Do this:
All of the entries must be reproduced exactly, with no images carried over.

· · · · · · ·

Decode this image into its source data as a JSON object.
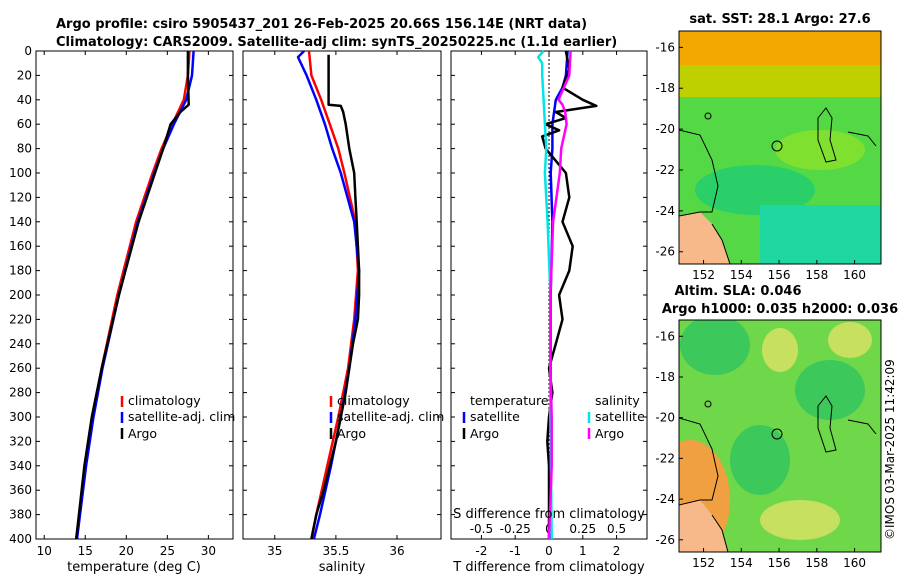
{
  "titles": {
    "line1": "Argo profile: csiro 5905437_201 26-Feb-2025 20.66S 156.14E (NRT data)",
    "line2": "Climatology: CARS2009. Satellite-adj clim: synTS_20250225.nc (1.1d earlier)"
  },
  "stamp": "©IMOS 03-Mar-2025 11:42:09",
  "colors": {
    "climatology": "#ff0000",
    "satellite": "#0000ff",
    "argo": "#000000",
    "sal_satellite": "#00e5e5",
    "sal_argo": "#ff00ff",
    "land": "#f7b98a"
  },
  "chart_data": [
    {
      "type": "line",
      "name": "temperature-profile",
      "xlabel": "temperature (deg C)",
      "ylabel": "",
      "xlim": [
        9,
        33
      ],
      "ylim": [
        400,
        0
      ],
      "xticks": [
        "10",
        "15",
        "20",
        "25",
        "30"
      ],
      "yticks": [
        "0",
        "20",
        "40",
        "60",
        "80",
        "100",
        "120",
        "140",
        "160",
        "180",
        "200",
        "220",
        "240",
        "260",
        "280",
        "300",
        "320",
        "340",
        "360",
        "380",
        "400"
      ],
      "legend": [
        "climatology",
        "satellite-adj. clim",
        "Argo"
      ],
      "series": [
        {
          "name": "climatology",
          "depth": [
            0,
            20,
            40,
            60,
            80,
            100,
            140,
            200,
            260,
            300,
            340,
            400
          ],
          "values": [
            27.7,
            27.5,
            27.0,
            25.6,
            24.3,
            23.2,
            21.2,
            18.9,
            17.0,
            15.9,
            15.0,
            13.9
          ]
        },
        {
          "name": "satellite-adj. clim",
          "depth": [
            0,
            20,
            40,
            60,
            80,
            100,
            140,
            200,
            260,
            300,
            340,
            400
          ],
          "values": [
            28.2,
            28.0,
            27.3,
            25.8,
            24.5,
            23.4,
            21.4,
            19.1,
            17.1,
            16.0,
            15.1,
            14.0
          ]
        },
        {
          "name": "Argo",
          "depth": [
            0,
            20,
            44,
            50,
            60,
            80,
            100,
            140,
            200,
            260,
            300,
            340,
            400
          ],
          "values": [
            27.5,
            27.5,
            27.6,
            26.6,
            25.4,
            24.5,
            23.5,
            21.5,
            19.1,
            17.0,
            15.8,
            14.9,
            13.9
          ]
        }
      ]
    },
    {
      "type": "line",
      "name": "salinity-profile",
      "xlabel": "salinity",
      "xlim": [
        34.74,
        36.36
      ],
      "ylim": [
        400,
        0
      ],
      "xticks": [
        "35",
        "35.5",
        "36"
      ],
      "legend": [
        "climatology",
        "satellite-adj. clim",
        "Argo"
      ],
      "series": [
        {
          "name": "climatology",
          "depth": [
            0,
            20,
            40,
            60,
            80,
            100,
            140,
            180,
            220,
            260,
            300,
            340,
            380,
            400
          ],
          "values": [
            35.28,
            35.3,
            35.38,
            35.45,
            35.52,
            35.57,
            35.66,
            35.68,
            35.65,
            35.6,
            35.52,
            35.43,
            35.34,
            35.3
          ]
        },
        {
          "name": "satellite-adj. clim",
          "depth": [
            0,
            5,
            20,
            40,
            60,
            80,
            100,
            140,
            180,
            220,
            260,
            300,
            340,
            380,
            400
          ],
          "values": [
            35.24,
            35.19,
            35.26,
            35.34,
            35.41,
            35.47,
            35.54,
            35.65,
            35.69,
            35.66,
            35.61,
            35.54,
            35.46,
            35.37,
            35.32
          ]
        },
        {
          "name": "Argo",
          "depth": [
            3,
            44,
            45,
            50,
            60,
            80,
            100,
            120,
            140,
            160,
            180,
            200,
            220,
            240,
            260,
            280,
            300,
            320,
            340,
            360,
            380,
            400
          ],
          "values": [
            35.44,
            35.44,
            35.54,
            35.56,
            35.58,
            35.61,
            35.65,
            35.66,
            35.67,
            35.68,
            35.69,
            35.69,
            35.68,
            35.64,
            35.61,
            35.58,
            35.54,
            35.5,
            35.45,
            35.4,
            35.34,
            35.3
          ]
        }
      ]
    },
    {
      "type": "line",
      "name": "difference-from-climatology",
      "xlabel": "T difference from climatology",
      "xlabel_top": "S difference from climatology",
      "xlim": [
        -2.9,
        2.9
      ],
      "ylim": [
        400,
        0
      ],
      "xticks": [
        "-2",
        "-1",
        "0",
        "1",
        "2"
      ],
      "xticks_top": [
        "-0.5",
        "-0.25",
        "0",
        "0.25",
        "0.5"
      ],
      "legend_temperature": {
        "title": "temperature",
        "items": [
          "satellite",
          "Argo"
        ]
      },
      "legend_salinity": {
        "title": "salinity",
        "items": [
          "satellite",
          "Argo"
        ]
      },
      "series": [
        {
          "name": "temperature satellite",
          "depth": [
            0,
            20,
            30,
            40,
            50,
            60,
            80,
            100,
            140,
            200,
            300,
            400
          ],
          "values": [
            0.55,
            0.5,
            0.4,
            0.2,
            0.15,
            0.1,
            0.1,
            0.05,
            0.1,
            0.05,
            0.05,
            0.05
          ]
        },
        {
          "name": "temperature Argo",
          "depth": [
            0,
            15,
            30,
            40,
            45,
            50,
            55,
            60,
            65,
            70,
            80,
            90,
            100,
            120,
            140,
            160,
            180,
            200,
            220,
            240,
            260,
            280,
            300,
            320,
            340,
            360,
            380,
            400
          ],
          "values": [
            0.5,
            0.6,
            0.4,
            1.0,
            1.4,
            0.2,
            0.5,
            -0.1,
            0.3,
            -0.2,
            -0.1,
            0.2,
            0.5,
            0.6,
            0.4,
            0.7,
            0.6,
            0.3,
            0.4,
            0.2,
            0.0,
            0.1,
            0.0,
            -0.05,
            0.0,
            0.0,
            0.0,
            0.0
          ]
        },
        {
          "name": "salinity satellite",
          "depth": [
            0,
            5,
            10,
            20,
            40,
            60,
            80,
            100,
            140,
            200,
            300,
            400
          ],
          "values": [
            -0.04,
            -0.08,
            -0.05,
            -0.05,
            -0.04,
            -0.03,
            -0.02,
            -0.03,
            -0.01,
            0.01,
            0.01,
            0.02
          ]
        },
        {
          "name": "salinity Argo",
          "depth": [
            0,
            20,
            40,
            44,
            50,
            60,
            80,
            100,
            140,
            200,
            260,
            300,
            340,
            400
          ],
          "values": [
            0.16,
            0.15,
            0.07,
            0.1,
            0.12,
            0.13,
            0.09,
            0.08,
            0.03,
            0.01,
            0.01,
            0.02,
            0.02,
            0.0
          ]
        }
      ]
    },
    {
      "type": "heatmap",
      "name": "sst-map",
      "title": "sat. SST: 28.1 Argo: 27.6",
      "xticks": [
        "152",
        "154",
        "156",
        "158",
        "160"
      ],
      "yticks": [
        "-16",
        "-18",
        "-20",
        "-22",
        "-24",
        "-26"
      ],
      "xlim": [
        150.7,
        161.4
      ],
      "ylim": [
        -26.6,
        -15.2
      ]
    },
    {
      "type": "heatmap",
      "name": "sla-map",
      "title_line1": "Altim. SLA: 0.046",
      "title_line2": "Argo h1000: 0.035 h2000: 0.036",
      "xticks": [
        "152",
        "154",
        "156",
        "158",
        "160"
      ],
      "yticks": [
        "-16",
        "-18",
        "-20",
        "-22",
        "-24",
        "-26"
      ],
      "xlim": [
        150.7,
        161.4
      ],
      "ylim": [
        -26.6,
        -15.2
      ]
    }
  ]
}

· · · · · · ·

Finished exercise:
Decode this image into its source data as a JSON object.
{
  "titles": {
    "line1": "Argo profile: csiro 5905437_201 26-Feb-2025 20.66S 156.14E (NRT data)",
    "line2": "Climatology: CARS2009. Satellite-adj clim: synTS_20250225.nc (1.1d earlier)"
  },
  "stamp": "©IMOS 03-Mar-2025 11:42:09",
  "colors": {
    "climatology": "#ff0000",
    "satellite": "#0000ff",
    "argo": "#000000",
    "sal_satellite": "#00e5e5",
    "sal_argo": "#ff00ff",
    "land": "#f7b98a"
  },
  "chart_data": [
    {
      "type": "line",
      "name": "temperature-profile",
      "xlabel": "temperature (deg C)",
      "ylabel": "",
      "xlim": [
        9,
        33
      ],
      "ylim": [
        400,
        0
      ],
      "xticks": [
        "10",
        "15",
        "20",
        "25",
        "30"
      ],
      "yticks": [
        "0",
        "20",
        "40",
        "60",
        "80",
        "100",
        "120",
        "140",
        "160",
        "180",
        "200",
        "220",
        "240",
        "260",
        "280",
        "300",
        "320",
        "340",
        "360",
        "380",
        "400"
      ],
      "legend": [
        "climatology",
        "satellite-adj. clim",
        "Argo"
      ],
      "series": [
        {
          "name": "climatology",
          "depth": [
            0,
            20,
            40,
            60,
            80,
            100,
            140,
            200,
            260,
            300,
            340,
            400
          ],
          "values": [
            27.7,
            27.5,
            27.0,
            25.6,
            24.3,
            23.2,
            21.2,
            18.9,
            17.0,
            15.9,
            15.0,
            13.9
          ]
        },
        {
          "name": "satellite-adj. clim",
          "depth": [
            0,
            20,
            40,
            60,
            80,
            100,
            140,
            200,
            260,
            300,
            340,
            400
          ],
          "values": [
            28.2,
            28.0,
            27.3,
            25.8,
            24.5,
            23.4,
            21.4,
            19.1,
            17.1,
            16.0,
            15.1,
            14.0
          ]
        },
        {
          "name": "Argo",
          "depth": [
            0,
            20,
            44,
            50,
            60,
            80,
            100,
            140,
            200,
            260,
            300,
            340,
            400
          ],
          "values": [
            27.5,
            27.5,
            27.6,
            26.6,
            25.4,
            24.5,
            23.5,
            21.5,
            19.1,
            17.0,
            15.8,
            14.9,
            13.9
          ]
        }
      ]
    },
    {
      "type": "line",
      "name": "salinity-profile",
      "xlabel": "salinity",
      "xlim": [
        34.74,
        36.36
      ],
      "ylim": [
        400,
        0
      ],
      "xticks": [
        "35",
        "35.5",
        "36"
      ],
      "legend": [
        "climatology",
        "satellite-adj. clim",
        "Argo"
      ],
      "series": [
        {
          "name": "climatology",
          "depth": [
            0,
            20,
            40,
            60,
            80,
            100,
            140,
            180,
            220,
            260,
            300,
            340,
            380,
            400
          ],
          "values": [
            35.28,
            35.3,
            35.38,
            35.45,
            35.52,
            35.57,
            35.66,
            35.68,
            35.65,
            35.6,
            35.52,
            35.43,
            35.34,
            35.3
          ]
        },
        {
          "name": "satellite-adj. clim",
          "depth": [
            0,
            5,
            20,
            40,
            60,
            80,
            100,
            140,
            180,
            220,
            260,
            300,
            340,
            380,
            400
          ],
          "values": [
            35.24,
            35.19,
            35.26,
            35.34,
            35.41,
            35.47,
            35.54,
            35.65,
            35.69,
            35.66,
            35.61,
            35.54,
            35.46,
            35.37,
            35.32
          ]
        },
        {
          "name": "Argo",
          "depth": [
            3,
            44,
            45,
            50,
            60,
            80,
            100,
            120,
            140,
            160,
            180,
            200,
            220,
            240,
            260,
            280,
            300,
            320,
            340,
            360,
            380,
            400
          ],
          "values": [
            35.44,
            35.44,
            35.54,
            35.56,
            35.58,
            35.61,
            35.65,
            35.66,
            35.67,
            35.68,
            35.69,
            35.69,
            35.68,
            35.64,
            35.61,
            35.58,
            35.54,
            35.5,
            35.45,
            35.4,
            35.34,
            35.3
          ]
        }
      ]
    },
    {
      "type": "line",
      "name": "difference-from-climatology",
      "xlabel": "T difference from climatology",
      "xlabel_top": "S difference from climatology",
      "xlim": [
        -2.9,
        2.9
      ],
      "ylim": [
        400,
        0
      ],
      "xticks": [
        "-2",
        "-1",
        "0",
        "1",
        "2"
      ],
      "xticks_top": [
        "-0.5",
        "-0.25",
        "0",
        "0.25",
        "0.5"
      ],
      "legend_temperature": {
        "title": "temperature",
        "items": [
          "satellite",
          "Argo"
        ]
      },
      "legend_salinity": {
        "title": "salinity",
        "items": [
          "satellite",
          "Argo"
        ]
      },
      "series": [
        {
          "name": "temperature satellite",
          "depth": [
            0,
            20,
            30,
            40,
            50,
            60,
            80,
            100,
            140,
            200,
            300,
            400
          ],
          "values": [
            0.55,
            0.5,
            0.4,
            0.2,
            0.15,
            0.1,
            0.1,
            0.05,
            0.1,
            0.05,
            0.05,
            0.05
          ]
        },
        {
          "name": "temperature Argo",
          "depth": [
            0,
            15,
            30,
            40,
            45,
            50,
            55,
            60,
            65,
            70,
            80,
            90,
            100,
            120,
            140,
            160,
            180,
            200,
            220,
            240,
            260,
            280,
            300,
            320,
            340,
            360,
            380,
            400
          ],
          "values": [
            0.5,
            0.6,
            0.4,
            1.0,
            1.4,
            0.2,
            0.5,
            -0.1,
            0.3,
            -0.2,
            -0.1,
            0.2,
            0.5,
            0.6,
            0.4,
            0.7,
            0.6,
            0.3,
            0.4,
            0.2,
            0.0,
            0.1,
            0.0,
            -0.05,
            0.0,
            0.0,
            0.0,
            0.0
          ]
        },
        {
          "name": "salinity satellite",
          "depth": [
            0,
            5,
            10,
            20,
            40,
            60,
            80,
            100,
            140,
            200,
            300,
            400
          ],
          "values": [
            -0.04,
            -0.08,
            -0.05,
            -0.05,
            -0.04,
            -0.03,
            -0.02,
            -0.03,
            -0.01,
            0.01,
            0.01,
            0.02
          ]
        },
        {
          "name": "salinity Argo",
          "depth": [
            0,
            20,
            40,
            44,
            50,
            60,
            80,
            100,
            140,
            200,
            260,
            300,
            340,
            400
          ],
          "values": [
            0.16,
            0.15,
            0.07,
            0.1,
            0.12,
            0.13,
            0.09,
            0.08,
            0.03,
            0.01,
            0.01,
            0.02,
            0.02,
            0.0
          ]
        }
      ]
    },
    {
      "type": "heatmap",
      "name": "sst-map",
      "title": "sat. SST: 28.1 Argo: 27.6",
      "xticks": [
        "152",
        "154",
        "156",
        "158",
        "160"
      ],
      "yticks": [
        "-16",
        "-18",
        "-20",
        "-22",
        "-24",
        "-26"
      ],
      "xlim": [
        150.7,
        161.4
      ],
      "ylim": [
        -26.6,
        -15.2
      ]
    },
    {
      "type": "heatmap",
      "name": "sla-map",
      "title_line1": "Altim. SLA: 0.046",
      "title_line2": "Argo h1000: 0.035 h2000: 0.036",
      "xticks": [
        "152",
        "154",
        "156",
        "158",
        "160"
      ],
      "yticks": [
        "-16",
        "-18",
        "-20",
        "-22",
        "-24",
        "-26"
      ],
      "xlim": [
        150.7,
        161.4
      ],
      "ylim": [
        -26.6,
        -15.2
      ]
    }
  ]
}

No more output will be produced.